# GIVEN PROBLEM
From the listing below, pull each line that includes "warning".

#####

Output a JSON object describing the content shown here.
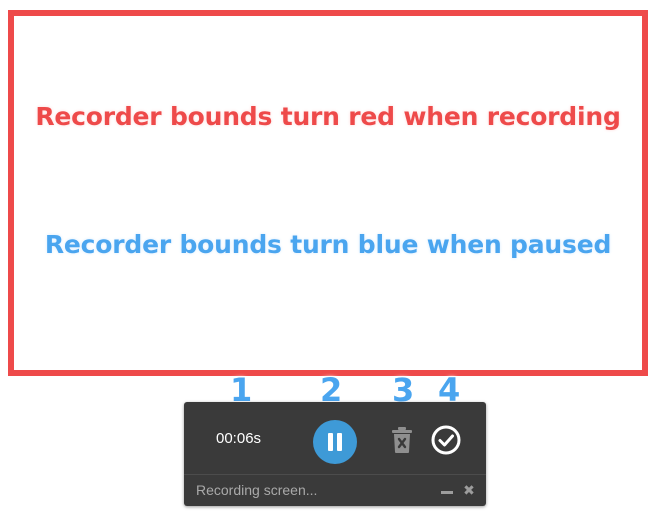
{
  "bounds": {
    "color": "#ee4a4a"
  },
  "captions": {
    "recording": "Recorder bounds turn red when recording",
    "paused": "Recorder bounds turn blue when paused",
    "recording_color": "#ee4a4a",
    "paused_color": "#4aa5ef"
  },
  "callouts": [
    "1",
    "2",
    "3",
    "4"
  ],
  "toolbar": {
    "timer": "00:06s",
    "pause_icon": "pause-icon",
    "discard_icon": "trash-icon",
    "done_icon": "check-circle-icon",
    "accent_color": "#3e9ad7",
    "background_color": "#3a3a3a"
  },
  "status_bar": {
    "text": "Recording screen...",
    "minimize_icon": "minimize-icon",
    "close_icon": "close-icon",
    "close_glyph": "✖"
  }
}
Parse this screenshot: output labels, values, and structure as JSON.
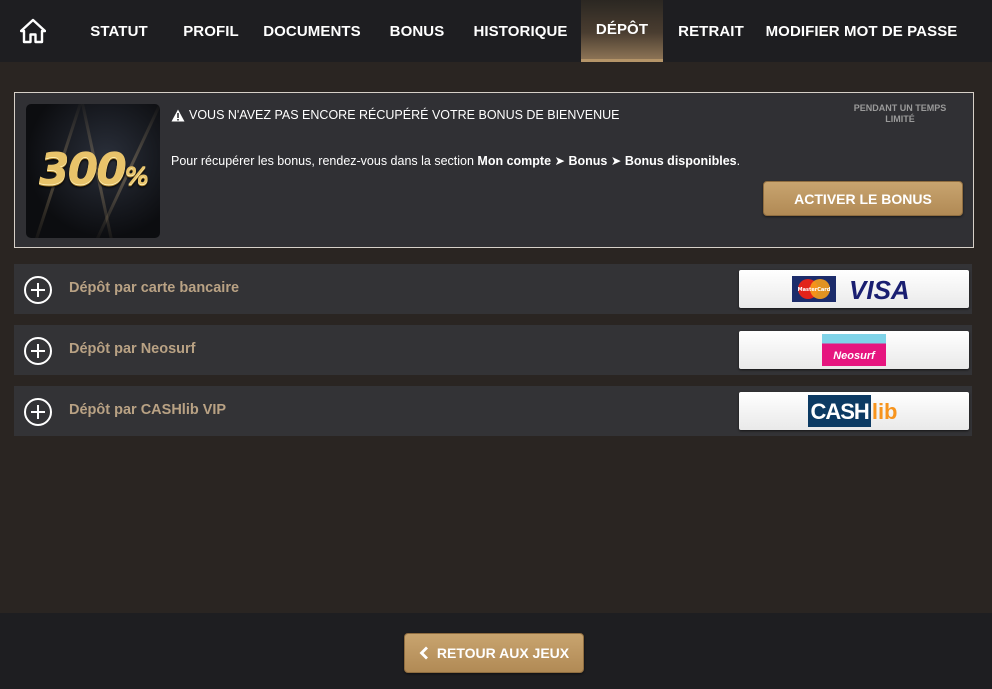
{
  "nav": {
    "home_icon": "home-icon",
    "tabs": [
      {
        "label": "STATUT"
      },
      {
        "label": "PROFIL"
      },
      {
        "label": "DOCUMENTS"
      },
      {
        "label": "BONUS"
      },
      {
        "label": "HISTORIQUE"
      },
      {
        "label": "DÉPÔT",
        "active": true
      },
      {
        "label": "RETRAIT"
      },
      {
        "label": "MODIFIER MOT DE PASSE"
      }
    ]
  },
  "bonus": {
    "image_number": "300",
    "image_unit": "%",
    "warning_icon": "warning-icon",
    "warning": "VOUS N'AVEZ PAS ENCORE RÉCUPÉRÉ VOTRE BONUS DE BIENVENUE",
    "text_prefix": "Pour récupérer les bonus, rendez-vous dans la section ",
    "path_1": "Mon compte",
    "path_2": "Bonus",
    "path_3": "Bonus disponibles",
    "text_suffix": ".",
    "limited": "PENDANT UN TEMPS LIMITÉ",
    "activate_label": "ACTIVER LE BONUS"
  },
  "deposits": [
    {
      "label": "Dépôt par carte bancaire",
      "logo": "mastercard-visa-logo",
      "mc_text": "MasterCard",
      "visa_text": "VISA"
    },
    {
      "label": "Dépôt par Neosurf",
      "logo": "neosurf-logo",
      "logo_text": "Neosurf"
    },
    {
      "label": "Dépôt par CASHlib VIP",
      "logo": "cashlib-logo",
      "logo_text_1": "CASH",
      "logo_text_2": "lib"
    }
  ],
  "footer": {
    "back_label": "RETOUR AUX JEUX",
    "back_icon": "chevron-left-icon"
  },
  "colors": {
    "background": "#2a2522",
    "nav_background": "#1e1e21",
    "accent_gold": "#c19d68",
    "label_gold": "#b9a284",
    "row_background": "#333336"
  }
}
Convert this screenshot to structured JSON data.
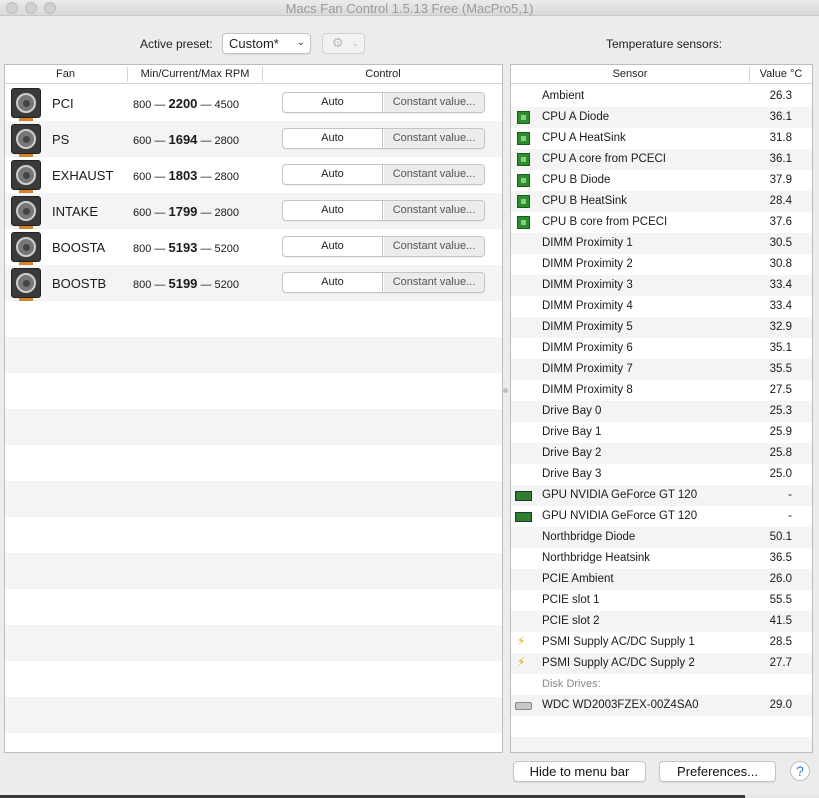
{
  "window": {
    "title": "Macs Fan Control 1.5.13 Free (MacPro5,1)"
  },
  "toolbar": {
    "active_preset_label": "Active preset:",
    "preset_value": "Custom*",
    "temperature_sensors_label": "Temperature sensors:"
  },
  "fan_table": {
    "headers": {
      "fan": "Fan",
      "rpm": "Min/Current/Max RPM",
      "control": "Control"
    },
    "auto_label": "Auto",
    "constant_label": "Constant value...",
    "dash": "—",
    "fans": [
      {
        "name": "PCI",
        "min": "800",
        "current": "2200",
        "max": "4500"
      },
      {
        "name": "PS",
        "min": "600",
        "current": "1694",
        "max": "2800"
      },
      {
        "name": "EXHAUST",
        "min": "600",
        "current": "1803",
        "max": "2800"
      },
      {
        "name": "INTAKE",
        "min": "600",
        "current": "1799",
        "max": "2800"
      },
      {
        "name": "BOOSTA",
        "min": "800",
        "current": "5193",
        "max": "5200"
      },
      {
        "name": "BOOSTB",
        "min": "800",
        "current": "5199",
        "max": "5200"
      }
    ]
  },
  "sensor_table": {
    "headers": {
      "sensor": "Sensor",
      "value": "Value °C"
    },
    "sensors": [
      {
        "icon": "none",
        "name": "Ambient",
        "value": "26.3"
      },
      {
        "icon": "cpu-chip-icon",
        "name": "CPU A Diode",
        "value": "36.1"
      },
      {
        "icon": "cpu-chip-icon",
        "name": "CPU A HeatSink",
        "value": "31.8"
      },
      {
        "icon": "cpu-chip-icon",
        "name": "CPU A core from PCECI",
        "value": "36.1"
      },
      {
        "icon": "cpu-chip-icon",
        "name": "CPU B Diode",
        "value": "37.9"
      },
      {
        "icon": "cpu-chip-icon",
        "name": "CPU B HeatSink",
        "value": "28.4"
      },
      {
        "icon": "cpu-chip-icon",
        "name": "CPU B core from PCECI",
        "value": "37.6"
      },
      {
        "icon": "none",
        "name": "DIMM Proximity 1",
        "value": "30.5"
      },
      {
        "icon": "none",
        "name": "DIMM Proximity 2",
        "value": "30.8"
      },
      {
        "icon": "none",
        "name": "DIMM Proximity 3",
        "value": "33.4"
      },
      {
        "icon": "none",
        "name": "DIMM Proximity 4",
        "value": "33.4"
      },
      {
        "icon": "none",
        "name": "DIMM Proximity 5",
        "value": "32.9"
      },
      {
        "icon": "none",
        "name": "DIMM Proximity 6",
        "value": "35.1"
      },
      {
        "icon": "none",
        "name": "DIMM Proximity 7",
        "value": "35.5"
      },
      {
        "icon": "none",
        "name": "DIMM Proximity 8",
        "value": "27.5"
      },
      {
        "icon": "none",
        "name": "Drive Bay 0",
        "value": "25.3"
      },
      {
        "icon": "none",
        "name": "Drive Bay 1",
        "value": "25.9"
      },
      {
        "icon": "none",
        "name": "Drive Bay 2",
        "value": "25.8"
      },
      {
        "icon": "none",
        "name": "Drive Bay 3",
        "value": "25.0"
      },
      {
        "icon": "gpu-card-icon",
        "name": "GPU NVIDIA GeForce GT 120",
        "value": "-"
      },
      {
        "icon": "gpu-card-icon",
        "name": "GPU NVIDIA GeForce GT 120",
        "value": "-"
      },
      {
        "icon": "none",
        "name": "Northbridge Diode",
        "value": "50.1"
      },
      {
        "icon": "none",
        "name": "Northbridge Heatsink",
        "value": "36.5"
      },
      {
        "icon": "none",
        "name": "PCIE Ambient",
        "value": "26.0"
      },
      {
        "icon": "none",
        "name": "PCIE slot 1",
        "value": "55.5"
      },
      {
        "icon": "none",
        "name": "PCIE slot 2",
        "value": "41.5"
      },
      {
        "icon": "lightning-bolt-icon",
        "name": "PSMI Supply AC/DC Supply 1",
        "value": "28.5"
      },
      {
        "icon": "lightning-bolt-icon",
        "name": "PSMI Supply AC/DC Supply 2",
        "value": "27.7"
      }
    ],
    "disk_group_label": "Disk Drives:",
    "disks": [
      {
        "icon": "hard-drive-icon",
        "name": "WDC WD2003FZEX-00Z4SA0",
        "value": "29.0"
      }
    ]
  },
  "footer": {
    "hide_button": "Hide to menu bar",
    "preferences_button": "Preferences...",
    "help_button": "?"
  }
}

#####

# FULL SOLUTION
    "warning_icon": "warning-icon",
    "warning": "VOUS N'AVEZ PAS ENCORE RÉCUPÉRÉ VOTRE BONUS DE BIENVENUE",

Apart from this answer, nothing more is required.